-- START OF INPUT FOR THIS TASK --

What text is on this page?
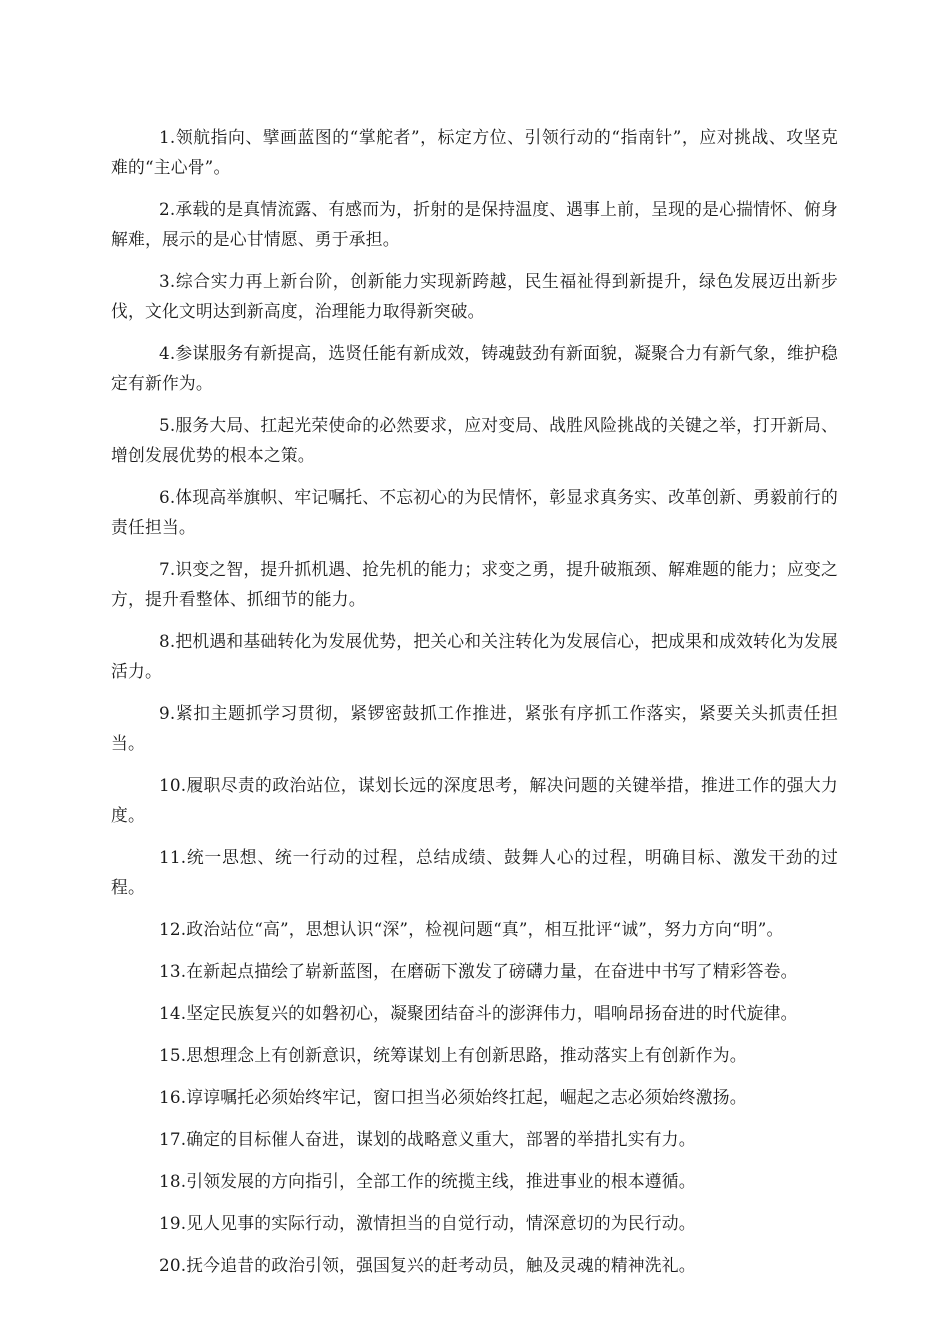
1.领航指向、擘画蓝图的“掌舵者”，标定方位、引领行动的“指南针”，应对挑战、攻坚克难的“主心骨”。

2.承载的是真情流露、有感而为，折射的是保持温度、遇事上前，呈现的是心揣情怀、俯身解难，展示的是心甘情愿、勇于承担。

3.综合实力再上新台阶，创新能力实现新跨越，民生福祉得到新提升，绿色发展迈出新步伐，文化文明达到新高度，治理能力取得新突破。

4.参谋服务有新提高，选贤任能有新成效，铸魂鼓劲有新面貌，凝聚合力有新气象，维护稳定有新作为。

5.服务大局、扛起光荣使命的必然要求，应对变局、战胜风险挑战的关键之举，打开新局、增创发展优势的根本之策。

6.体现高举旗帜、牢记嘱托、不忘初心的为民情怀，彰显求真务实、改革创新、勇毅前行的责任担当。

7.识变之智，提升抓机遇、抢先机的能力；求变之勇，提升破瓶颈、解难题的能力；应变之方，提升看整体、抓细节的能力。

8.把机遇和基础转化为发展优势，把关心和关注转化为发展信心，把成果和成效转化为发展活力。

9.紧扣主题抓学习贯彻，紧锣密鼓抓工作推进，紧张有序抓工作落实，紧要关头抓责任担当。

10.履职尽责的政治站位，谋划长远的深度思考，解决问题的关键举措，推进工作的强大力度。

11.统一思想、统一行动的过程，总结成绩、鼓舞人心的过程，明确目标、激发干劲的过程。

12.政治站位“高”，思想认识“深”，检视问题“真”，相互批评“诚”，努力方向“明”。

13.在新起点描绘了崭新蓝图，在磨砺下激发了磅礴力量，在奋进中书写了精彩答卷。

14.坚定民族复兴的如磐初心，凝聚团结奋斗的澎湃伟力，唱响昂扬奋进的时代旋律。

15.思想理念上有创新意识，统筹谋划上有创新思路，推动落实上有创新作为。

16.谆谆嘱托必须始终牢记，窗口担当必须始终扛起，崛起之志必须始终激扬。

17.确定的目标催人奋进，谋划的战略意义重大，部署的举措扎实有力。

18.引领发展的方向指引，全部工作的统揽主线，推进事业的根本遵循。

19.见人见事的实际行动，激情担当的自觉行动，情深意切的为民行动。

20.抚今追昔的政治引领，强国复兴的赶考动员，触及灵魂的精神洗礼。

-- END OF INPUT FOR THIS TASK --

- [DO THIS]
Quote the entries above word for word. Leave the images out.

- [SOLUTION TO THIS PROBLEM]
What text is on this page?
1.领航指向、擘画蓝图的“掌舵者”，标定方位、引领行动的“指南针”，应对挑战、攻坚克难的“主心骨”。

2.承载的是真情流露、有感而为，折射的是保持温度、遇事上前，呈现的是心揣情怀、俯身解难，展示的是心甘情愿、勇于承担。

3.综合实力再上新台阶，创新能力实现新跨越，民生福祉得到新提升，绿色发展迈出新步伐，文化文明达到新高度，治理能力取得新突破。

4.参谋服务有新提高，选贤任能有新成效，铸魂鼓劲有新面貌，凝聚合力有新气象，维护稳定有新作为。

5.服务大局、扛起光荣使命的必然要求，应对变局、战胜风险挑战的关键之举，打开新局、增创发展优势的根本之策。

6.体现高举旗帜、牢记嘱托、不忘初心的为民情怀，彰显求真务实、改革创新、勇毅前行的责任担当。

7.识变之智，提升抓机遇、抢先机的能力；求变之勇，提升破瓶颈、解难题的能力；应变之方，提升看整体、抓细节的能力。

8.把机遇和基础转化为发展优势，把关心和关注转化为发展信心，把成果和成效转化为发展活力。

9.紧扣主题抓学习贯彻，紧锣密鼓抓工作推进，紧张有序抓工作落实，紧要关头抓责任担当。

10.履职尽责的政治站位，谋划长远的深度思考，解决问题的关键举措，推进工作的强大力度。

11.统一思想、统一行动的过程，总结成绩、鼓舞人心的过程，明确目标、激发干劲的过程。

12.政治站位“高”，思想认识“深”，检视问题“真”，相互批评“诚”，努力方向“明”。

13.在新起点描绘了崭新蓝图，在磨砺下激发了磅礴力量，在奋进中书写了精彩答卷。

14.坚定民族复兴的如磐初心，凝聚团结奋斗的澎湃伟力，唱响昂扬奋进的时代旋律。

15.思想理念上有创新意识，统筹谋划上有创新思路，推动落实上有创新作为。

16.谆谆嘱托必须始终牢记，窗口担当必须始终扛起，崛起之志必须始终激扬。

17.确定的目标催人奋进，谋划的战略意义重大，部署的举措扎实有力。

18.引领发展的方向指引，全部工作的统揽主线，推进事业的根本遵循。

19.见人见事的实际行动，激情担当的自觉行动，情深意切的为民行动。

20.抚今追昔的政治引领，强国复兴的赶考动员，触及灵魂的精神洗礼。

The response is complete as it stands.